__PROBLEM DETAILS__
Whenever a line below holds the word "structured", copy that line.

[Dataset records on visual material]

-- BEGIN --

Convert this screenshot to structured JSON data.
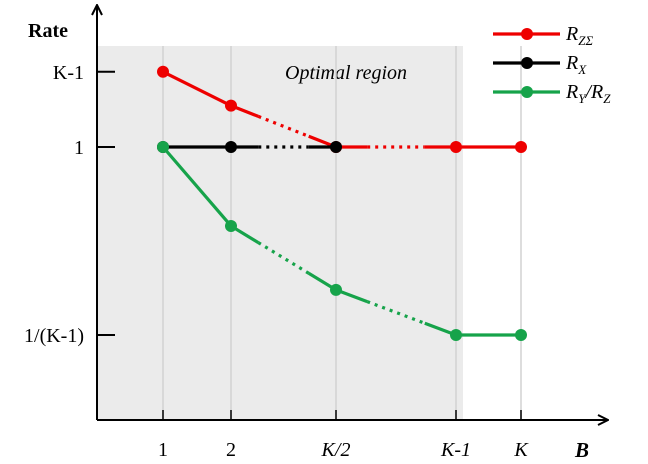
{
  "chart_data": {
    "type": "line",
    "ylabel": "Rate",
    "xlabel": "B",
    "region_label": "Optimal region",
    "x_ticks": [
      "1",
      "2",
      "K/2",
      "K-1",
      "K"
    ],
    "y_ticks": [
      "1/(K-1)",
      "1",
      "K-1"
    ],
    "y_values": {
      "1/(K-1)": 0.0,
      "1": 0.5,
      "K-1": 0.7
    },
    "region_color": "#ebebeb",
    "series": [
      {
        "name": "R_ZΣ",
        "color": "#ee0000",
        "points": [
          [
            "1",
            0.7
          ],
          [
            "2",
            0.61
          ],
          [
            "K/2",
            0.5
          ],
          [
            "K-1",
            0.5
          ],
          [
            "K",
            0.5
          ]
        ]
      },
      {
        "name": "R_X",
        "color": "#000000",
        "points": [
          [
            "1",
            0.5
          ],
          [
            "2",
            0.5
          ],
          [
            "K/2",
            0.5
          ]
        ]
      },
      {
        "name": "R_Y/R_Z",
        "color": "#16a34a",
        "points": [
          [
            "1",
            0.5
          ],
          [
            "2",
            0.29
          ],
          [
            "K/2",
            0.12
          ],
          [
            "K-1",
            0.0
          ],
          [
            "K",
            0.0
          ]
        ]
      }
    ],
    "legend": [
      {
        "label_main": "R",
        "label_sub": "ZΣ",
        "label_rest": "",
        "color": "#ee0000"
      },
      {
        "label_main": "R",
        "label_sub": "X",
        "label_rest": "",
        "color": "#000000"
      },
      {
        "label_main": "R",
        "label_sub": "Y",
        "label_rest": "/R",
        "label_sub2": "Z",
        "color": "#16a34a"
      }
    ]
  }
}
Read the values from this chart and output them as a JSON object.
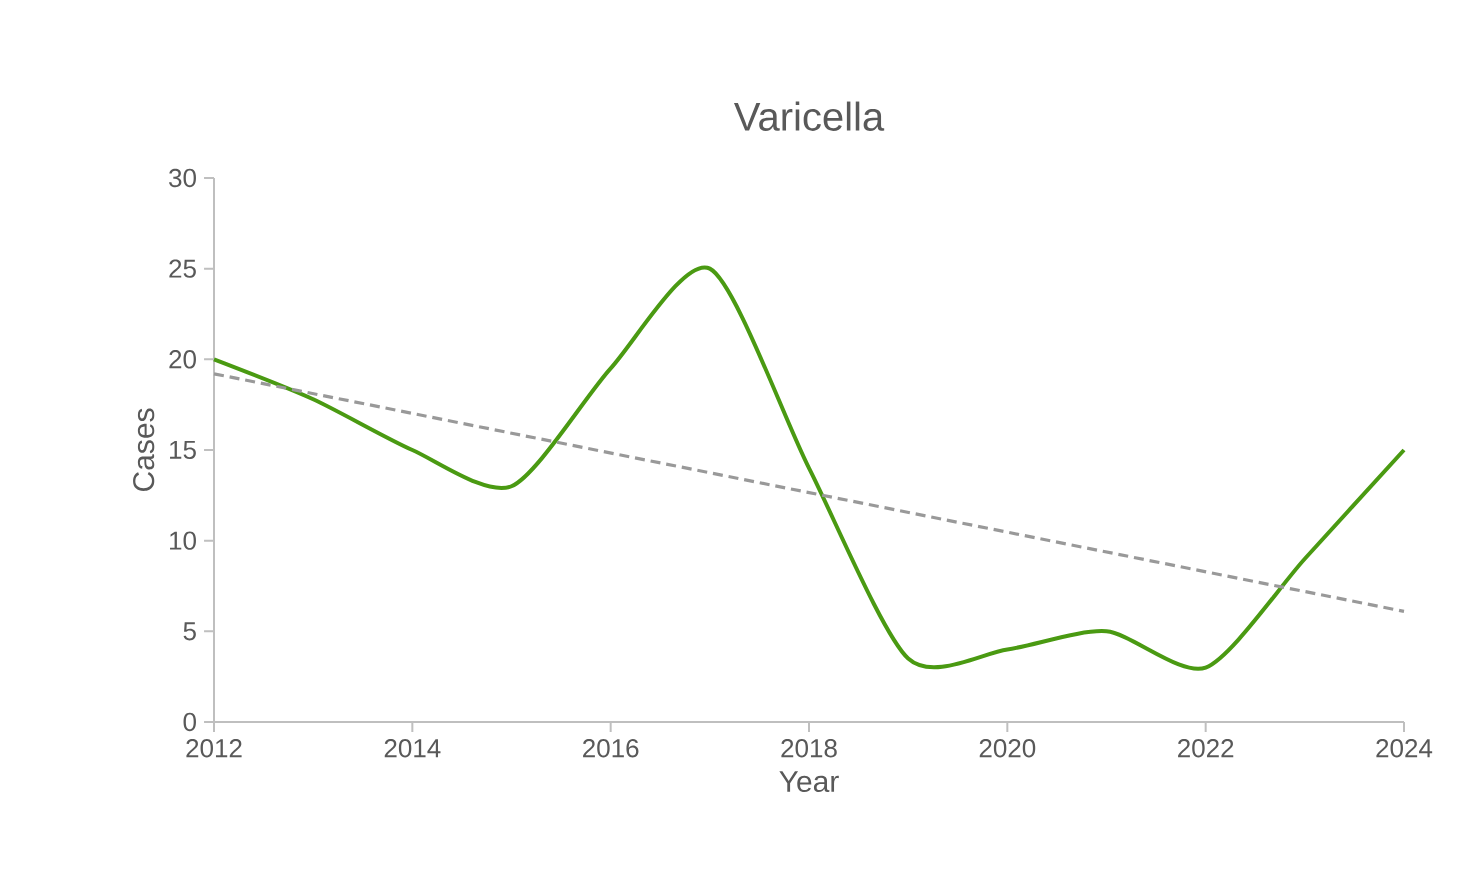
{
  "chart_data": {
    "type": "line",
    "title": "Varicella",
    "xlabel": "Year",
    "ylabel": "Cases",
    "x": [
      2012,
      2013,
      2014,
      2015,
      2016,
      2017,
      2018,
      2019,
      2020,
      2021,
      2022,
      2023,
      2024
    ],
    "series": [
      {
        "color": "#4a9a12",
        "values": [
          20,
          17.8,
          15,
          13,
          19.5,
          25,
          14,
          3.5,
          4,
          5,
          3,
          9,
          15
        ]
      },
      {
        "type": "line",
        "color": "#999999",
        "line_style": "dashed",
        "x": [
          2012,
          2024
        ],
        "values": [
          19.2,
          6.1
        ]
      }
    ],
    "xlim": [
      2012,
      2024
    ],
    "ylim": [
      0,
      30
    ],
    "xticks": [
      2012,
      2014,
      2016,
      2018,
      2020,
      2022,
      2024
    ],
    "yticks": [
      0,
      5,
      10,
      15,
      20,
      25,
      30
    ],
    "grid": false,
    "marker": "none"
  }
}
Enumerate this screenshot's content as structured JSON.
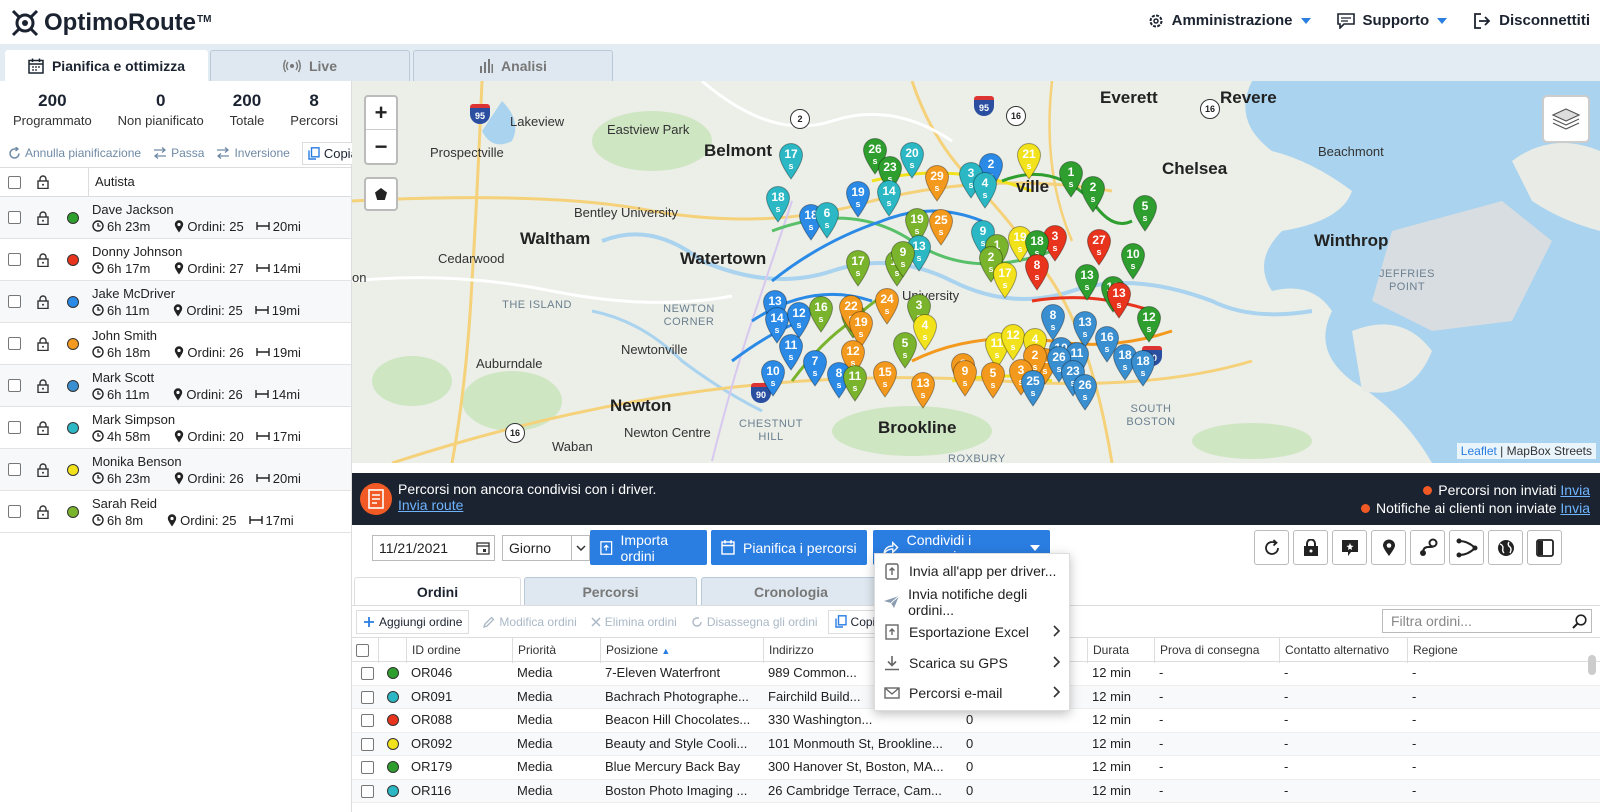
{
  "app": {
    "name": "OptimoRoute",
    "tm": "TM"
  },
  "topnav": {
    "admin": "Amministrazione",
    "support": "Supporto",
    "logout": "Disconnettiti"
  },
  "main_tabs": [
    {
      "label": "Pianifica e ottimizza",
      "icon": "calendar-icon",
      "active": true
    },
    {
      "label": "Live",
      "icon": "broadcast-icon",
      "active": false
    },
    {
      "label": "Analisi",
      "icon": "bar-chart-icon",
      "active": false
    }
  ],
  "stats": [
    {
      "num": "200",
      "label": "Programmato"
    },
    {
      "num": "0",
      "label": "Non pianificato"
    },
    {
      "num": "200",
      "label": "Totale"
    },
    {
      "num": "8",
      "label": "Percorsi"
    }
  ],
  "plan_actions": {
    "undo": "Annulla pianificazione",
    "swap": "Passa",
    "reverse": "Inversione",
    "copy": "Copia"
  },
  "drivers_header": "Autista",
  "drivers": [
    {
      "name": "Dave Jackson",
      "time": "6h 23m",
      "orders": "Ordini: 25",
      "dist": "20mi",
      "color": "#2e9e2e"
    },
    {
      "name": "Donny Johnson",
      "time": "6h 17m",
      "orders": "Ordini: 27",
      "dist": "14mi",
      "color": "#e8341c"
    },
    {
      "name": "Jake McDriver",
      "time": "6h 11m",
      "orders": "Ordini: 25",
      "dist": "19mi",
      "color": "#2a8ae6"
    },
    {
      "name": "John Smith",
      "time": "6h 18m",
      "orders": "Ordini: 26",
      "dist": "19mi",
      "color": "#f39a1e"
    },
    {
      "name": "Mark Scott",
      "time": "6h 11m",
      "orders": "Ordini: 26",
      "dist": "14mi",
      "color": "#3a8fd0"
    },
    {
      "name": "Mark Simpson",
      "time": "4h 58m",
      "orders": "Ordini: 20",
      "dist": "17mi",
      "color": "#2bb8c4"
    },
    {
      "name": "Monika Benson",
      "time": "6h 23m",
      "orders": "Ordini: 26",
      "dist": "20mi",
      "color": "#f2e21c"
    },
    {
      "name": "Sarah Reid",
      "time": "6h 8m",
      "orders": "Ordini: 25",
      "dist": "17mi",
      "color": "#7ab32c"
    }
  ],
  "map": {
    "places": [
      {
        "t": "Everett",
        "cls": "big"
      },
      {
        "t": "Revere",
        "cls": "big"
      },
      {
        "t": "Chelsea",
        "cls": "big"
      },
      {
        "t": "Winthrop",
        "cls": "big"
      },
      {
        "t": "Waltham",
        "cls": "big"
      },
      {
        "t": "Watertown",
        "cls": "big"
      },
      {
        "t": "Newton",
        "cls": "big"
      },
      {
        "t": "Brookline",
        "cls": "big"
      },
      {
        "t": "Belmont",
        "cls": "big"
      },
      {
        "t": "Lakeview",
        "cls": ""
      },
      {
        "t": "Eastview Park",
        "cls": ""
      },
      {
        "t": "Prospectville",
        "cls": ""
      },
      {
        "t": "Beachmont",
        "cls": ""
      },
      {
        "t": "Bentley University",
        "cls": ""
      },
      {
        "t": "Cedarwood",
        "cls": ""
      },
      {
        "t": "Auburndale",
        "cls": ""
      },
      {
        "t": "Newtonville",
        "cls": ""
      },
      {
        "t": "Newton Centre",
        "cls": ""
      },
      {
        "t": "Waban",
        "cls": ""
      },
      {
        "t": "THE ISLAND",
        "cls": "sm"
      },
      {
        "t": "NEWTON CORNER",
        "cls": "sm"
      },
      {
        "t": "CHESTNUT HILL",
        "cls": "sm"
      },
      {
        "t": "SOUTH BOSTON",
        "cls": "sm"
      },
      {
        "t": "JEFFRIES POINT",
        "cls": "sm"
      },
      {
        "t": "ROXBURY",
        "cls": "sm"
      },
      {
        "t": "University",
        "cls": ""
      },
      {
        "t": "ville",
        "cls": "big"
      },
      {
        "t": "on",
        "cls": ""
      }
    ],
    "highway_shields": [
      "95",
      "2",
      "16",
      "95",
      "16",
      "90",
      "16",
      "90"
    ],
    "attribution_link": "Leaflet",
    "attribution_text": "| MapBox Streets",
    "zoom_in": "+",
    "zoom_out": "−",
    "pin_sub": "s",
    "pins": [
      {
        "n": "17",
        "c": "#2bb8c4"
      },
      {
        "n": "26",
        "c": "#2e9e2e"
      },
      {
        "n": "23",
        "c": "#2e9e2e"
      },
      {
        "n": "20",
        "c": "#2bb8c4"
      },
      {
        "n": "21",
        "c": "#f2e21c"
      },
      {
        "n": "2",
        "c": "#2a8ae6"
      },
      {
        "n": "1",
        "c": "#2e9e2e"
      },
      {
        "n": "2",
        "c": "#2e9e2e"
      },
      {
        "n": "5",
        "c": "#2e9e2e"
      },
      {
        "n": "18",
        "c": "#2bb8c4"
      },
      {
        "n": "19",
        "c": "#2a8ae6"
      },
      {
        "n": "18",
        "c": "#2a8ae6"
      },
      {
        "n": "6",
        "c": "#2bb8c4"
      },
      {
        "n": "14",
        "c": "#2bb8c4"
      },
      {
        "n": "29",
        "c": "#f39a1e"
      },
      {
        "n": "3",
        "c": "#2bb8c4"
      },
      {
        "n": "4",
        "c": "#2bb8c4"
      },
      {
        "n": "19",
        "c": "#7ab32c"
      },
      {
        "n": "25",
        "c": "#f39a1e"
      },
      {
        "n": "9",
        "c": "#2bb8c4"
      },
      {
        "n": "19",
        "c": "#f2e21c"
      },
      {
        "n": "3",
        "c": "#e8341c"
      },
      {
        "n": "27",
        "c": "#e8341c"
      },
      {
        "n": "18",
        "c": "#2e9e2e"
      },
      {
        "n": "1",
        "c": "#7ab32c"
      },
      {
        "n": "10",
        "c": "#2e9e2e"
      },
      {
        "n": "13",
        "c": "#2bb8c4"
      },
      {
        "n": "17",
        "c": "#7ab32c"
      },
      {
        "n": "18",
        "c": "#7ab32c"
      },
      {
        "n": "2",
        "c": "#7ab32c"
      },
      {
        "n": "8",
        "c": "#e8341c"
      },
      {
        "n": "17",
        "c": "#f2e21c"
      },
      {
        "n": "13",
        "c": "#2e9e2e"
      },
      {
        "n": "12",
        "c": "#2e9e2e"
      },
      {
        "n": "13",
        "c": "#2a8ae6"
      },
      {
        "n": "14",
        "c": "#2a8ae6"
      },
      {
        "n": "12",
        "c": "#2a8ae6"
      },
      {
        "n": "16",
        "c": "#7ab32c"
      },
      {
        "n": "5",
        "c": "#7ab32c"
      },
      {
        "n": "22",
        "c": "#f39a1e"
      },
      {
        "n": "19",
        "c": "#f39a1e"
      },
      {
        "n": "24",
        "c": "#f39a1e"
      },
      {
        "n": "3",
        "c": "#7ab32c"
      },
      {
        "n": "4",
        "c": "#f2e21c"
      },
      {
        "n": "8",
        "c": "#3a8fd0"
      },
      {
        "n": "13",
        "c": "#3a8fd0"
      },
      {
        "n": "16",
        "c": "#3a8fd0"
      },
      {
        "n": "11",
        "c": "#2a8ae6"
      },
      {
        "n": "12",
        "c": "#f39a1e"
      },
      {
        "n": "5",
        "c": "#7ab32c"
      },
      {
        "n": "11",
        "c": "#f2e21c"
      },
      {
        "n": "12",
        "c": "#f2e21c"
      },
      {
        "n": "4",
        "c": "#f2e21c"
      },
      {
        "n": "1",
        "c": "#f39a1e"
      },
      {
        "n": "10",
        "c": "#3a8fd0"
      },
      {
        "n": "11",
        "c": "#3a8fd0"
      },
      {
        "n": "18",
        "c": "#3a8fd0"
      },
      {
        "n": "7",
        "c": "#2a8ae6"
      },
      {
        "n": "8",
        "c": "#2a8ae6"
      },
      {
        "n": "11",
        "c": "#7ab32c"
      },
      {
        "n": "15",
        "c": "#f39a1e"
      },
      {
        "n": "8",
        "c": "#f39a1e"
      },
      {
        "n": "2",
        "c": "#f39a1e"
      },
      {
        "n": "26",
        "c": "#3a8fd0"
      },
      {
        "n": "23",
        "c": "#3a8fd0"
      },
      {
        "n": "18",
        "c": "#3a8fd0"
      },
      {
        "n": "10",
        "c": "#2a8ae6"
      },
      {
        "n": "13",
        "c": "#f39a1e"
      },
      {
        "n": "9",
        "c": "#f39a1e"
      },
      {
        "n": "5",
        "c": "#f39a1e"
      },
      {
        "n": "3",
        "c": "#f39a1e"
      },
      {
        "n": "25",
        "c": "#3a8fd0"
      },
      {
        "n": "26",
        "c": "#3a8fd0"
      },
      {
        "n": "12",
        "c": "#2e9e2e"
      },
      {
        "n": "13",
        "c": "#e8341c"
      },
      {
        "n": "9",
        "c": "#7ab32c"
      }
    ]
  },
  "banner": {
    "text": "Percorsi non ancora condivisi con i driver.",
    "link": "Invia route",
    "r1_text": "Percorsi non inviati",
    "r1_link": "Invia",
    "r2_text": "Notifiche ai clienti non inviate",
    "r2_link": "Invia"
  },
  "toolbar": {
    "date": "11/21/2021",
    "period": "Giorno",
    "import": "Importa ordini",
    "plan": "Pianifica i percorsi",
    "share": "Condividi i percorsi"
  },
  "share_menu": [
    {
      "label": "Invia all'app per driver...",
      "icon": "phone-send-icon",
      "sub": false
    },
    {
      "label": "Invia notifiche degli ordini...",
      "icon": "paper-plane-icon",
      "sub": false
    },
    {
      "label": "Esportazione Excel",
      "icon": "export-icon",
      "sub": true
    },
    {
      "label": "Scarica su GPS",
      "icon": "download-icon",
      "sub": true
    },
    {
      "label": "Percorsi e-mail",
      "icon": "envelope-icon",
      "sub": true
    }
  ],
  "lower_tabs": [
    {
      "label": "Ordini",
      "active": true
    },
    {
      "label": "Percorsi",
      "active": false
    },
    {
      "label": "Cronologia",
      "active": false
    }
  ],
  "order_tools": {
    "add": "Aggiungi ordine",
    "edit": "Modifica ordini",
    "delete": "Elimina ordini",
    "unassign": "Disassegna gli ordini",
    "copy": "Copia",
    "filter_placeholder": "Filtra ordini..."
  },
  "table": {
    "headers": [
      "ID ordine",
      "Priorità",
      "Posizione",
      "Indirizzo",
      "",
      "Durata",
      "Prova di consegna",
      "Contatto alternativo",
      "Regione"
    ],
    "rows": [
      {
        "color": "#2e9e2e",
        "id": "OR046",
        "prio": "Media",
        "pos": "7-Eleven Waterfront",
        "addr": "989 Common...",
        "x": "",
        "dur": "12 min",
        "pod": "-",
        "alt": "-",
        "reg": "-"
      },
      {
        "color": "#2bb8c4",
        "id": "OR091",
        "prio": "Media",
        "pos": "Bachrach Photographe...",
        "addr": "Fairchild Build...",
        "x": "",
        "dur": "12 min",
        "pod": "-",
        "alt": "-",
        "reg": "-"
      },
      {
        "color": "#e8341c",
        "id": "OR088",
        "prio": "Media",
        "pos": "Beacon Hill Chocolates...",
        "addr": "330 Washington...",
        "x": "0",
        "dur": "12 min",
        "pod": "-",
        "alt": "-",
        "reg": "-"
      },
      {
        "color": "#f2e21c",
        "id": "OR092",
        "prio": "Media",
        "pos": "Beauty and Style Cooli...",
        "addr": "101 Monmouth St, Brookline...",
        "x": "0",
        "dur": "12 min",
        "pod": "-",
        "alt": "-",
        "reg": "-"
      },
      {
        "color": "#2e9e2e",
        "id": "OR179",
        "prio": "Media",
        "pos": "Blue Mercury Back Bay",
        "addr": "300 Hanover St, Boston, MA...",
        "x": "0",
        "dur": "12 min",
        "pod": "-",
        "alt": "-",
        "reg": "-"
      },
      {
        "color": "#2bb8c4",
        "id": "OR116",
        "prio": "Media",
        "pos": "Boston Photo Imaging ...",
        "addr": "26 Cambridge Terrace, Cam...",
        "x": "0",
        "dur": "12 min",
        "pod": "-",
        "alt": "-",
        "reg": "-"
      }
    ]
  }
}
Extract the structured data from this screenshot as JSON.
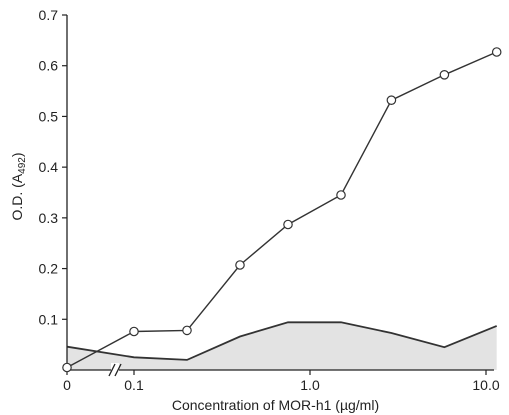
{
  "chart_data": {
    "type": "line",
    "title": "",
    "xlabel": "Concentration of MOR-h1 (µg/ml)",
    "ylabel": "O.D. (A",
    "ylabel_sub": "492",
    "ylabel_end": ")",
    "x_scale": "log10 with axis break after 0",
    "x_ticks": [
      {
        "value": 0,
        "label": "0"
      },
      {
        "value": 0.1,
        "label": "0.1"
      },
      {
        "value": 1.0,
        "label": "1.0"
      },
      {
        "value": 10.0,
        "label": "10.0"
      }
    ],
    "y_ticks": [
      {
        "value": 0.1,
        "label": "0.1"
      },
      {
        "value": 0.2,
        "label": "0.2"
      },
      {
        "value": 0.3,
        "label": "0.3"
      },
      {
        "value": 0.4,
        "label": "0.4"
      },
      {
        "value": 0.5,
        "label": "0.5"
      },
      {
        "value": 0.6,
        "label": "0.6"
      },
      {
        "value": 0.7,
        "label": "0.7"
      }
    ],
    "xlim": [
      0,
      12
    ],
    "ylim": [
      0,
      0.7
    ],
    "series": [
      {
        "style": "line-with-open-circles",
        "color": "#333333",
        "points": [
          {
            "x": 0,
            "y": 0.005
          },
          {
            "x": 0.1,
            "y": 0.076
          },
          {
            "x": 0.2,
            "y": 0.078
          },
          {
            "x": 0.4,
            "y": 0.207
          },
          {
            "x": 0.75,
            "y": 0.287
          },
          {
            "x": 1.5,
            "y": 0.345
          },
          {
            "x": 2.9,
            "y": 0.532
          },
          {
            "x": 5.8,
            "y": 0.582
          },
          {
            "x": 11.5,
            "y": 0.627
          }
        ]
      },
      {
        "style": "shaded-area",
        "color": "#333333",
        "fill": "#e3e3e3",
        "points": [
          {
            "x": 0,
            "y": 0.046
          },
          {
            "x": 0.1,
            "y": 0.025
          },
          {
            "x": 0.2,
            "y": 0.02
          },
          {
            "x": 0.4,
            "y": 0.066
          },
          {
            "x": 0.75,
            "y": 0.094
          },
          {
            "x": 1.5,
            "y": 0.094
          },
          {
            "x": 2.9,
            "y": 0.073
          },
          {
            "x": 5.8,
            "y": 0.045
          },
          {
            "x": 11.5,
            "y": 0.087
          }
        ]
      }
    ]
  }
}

-- END --

__COMPLETE OUTPUT__
Convert this screenshot to structured JSON data.
Enumerate this screenshot's content as structured JSON.
Extract the structured data from this screenshot as JSON.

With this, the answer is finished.